# Aim
Omit the pictures, then reproduce every remaining record exactly.

===== Records for this exercise =====

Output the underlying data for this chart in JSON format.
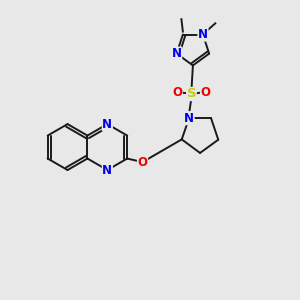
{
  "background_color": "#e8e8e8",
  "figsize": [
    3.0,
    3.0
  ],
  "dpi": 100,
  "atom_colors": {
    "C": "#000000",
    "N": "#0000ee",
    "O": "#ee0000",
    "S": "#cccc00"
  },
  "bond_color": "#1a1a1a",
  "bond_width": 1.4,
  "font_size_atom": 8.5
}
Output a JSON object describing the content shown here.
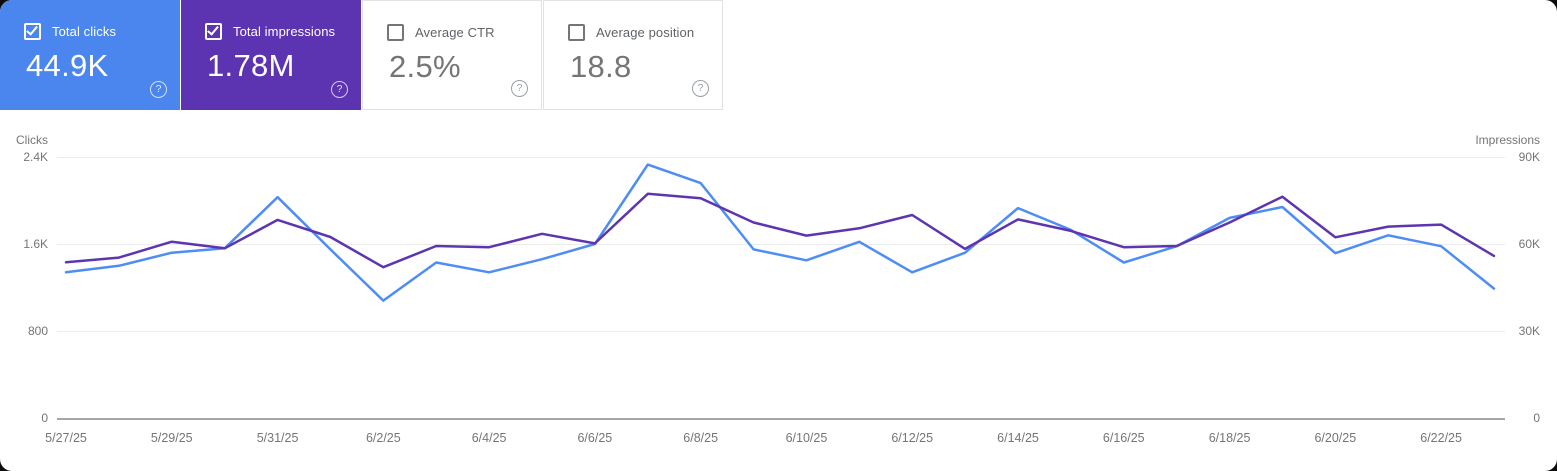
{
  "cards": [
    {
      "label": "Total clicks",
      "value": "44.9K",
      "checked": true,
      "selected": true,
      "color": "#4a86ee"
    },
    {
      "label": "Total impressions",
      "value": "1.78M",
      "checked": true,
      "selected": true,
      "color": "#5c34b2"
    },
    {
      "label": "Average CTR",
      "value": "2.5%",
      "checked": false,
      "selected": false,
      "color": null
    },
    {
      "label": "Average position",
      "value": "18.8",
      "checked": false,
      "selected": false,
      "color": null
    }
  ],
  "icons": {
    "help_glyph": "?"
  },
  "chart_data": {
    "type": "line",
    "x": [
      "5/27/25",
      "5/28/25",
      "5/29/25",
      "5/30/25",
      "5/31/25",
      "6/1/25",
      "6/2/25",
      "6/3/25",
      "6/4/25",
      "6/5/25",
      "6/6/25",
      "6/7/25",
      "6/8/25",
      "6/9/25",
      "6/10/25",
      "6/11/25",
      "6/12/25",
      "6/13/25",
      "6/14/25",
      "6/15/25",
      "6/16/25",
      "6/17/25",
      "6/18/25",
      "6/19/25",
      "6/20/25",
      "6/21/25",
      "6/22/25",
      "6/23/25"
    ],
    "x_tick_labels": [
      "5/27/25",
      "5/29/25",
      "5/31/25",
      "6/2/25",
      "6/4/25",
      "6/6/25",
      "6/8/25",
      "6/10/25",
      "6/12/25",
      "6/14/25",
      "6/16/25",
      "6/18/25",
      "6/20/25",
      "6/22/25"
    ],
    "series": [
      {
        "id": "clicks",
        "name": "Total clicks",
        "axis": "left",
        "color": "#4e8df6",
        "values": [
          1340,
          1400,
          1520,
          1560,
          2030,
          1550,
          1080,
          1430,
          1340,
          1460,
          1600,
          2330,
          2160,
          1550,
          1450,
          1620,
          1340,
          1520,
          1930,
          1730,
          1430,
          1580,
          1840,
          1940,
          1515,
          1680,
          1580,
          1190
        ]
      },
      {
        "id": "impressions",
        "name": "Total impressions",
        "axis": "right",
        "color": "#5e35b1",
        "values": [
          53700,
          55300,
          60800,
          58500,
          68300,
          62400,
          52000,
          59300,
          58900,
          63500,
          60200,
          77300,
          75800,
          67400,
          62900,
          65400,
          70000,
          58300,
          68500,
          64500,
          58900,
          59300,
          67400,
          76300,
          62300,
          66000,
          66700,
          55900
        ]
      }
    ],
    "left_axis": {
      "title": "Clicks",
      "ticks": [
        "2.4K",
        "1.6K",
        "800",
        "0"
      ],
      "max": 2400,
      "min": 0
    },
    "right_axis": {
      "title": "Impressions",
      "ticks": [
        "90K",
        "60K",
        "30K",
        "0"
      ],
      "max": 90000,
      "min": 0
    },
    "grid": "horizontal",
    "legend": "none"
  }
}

=====

# Response to this task
Output the underlying data for this chart in JSON format.
{
  "background_color": "#e8e8e8",
  "figsize": [
    3.0,
    3.0
  ],
  "dpi": 100,
  "atom_colors": {
    "C": "#000000",
    "N": "#0000ee",
    "O": "#ee0000",
    "S": "#cccc00"
  },
  "bond_color": "#1a1a1a",
  "bond_width": 1.4,
  "font_size_atom": 8.5
}
Output a JSON object describing the content shown here.
{
  "cards": [
    {
      "label": "Total clicks",
      "value": "44.9K",
      "checked": true,
      "selected": true,
      "color": "#4a86ee"
    },
    {
      "label": "Total impressions",
      "value": "1.78M",
      "checked": true,
      "selected": true,
      "color": "#5c34b2"
    },
    {
      "label": "Average CTR",
      "value": "2.5%",
      "checked": false,
      "selected": false,
      "color": null
    },
    {
      "label": "Average position",
      "value": "18.8",
      "checked": false,
      "selected": false,
      "color": null
    }
  ],
  "icons": {
    "help_glyph": "?"
  },
  "chart_data": {
    "type": "line",
    "x": [
      "5/27/25",
      "5/28/25",
      "5/29/25",
      "5/30/25",
      "5/31/25",
      "6/1/25",
      "6/2/25",
      "6/3/25",
      "6/4/25",
      "6/5/25",
      "6/6/25",
      "6/7/25",
      "6/8/25",
      "6/9/25",
      "6/10/25",
      "6/11/25",
      "6/12/25",
      "6/13/25",
      "6/14/25",
      "6/15/25",
      "6/16/25",
      "6/17/25",
      "6/18/25",
      "6/19/25",
      "6/20/25",
      "6/21/25",
      "6/22/25",
      "6/23/25"
    ],
    "x_tick_labels": [
      "5/27/25",
      "5/29/25",
      "5/31/25",
      "6/2/25",
      "6/4/25",
      "6/6/25",
      "6/8/25",
      "6/10/25",
      "6/12/25",
      "6/14/25",
      "6/16/25",
      "6/18/25",
      "6/20/25",
      "6/22/25"
    ],
    "series": [
      {
        "id": "clicks",
        "name": "Total clicks",
        "axis": "left",
        "color": "#4e8df6",
        "values": [
          1340,
          1400,
          1520,
          1560,
          2030,
          1550,
          1080,
          1430,
          1340,
          1460,
          1600,
          2330,
          2160,
          1550,
          1450,
          1620,
          1340,
          1520,
          1930,
          1730,
          1430,
          1580,
          1840,
          1940,
          1515,
          1680,
          1580,
          1190
        ]
      },
      {
        "id": "impressions",
        "name": "Total impressions",
        "axis": "right",
        "color": "#5e35b1",
        "values": [
          53700,
          55300,
          60800,
          58500,
          68300,
          62400,
          52000,
          59300,
          58900,
          63500,
          60200,
          77300,
          75800,
          67400,
          62900,
          65400,
          70000,
          58300,
          68500,
          64500,
          58900,
          59300,
          67400,
          76300,
          62300,
          66000,
          66700,
          55900
        ]
      }
    ],
    "left_axis": {
      "title": "Clicks",
      "ticks": [
        "2.4K",
        "1.6K",
        "800",
        "0"
      ],
      "max": 2400,
      "min": 0
    },
    "right_axis": {
      "title": "Impressions",
      "ticks": [
        "90K",
        "60K",
        "30K",
        "0"
      ],
      "max": 90000,
      "min": 0
    },
    "grid": "horizontal",
    "legend": "none"
  }
}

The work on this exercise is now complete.